## WHAT THE TASK ASKS
Rewrite the lines below, substituting "Anethole" for every occurrence of "Estragole" and keeping everything else the same.

## BEGIN SUPPLIED INFORMATION

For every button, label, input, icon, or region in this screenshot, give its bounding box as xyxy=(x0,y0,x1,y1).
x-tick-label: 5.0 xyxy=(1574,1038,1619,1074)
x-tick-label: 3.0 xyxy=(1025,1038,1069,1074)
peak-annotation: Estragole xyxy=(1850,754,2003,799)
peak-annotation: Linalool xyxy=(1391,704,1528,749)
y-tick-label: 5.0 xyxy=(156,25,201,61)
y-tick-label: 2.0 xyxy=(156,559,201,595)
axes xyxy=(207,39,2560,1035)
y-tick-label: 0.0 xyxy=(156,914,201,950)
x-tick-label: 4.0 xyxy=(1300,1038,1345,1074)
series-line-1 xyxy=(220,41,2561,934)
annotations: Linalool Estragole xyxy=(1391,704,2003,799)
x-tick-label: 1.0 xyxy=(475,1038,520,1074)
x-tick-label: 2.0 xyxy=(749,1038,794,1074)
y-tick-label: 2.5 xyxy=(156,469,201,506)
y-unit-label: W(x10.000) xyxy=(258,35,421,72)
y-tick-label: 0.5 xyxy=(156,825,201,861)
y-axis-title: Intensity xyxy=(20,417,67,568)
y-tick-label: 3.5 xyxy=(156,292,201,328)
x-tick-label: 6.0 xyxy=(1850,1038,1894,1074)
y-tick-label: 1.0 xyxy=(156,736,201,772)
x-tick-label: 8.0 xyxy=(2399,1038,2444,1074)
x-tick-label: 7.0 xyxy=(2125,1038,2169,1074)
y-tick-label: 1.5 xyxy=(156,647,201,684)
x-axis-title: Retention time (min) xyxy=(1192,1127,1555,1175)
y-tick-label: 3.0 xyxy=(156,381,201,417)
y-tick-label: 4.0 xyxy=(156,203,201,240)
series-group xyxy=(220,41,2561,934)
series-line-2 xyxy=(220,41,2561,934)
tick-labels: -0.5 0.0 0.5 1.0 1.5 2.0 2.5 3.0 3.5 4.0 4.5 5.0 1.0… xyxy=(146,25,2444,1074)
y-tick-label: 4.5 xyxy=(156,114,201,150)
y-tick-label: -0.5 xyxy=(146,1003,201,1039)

## END SUPPLIED INFORMATION

## TASK OUTPUT
For every button, label, input, icon, or region in this screenshot, give its bounding box as xyxy=(x0,y0,x1,y1).
x-tick-label: 5.0 xyxy=(1574,1038,1619,1074)
x-tick-label: 3.0 xyxy=(1025,1038,1069,1074)
peak-annotation: Anethole xyxy=(1850,754,2003,799)
peak-annotation: Linalool xyxy=(1391,704,1528,749)
y-tick-label: 5.0 xyxy=(156,25,201,61)
y-tick-label: 2.0 xyxy=(156,559,201,595)
axes xyxy=(207,39,2560,1035)
y-tick-label: 0.0 xyxy=(156,914,201,950)
x-tick-label: 4.0 xyxy=(1300,1038,1345,1074)
series-line-1 xyxy=(220,41,2561,934)
annotations: Linalool Anethole xyxy=(1391,704,2003,799)
x-tick-label: 1.0 xyxy=(475,1038,520,1074)
x-tick-label: 2.0 xyxy=(749,1038,794,1074)
y-tick-label: 2.5 xyxy=(156,469,201,506)
y-unit-label: W(x10.000) xyxy=(258,35,421,72)
y-tick-label: 0.5 xyxy=(156,825,201,861)
y-axis-title: Intensity xyxy=(20,417,67,568)
y-tick-label: 3.5 xyxy=(156,292,201,328)
x-tick-label: 6.0 xyxy=(1850,1038,1894,1074)
y-tick-label: 1.0 xyxy=(156,736,201,772)
x-tick-label: 8.0 xyxy=(2399,1038,2444,1074)
x-tick-label: 7.0 xyxy=(2125,1038,2169,1074)
y-tick-label: 1.5 xyxy=(156,647,201,684)
x-axis-title: Retention time (min) xyxy=(1192,1127,1555,1175)
y-tick-label: 3.0 xyxy=(156,381,201,417)
y-tick-label: 4.0 xyxy=(156,203,201,240)
series-group xyxy=(220,41,2561,934)
series-line-2 xyxy=(220,41,2561,934)
tick-labels: -0.5 0.0 0.5 1.0 1.5 2.0 2.5 3.0 3.5 4.0 4.5 5.0 1.0… xyxy=(146,25,2444,1074)
y-tick-label: 4.5 xyxy=(156,114,201,150)
y-tick-label: -0.5 xyxy=(146,1003,201,1039)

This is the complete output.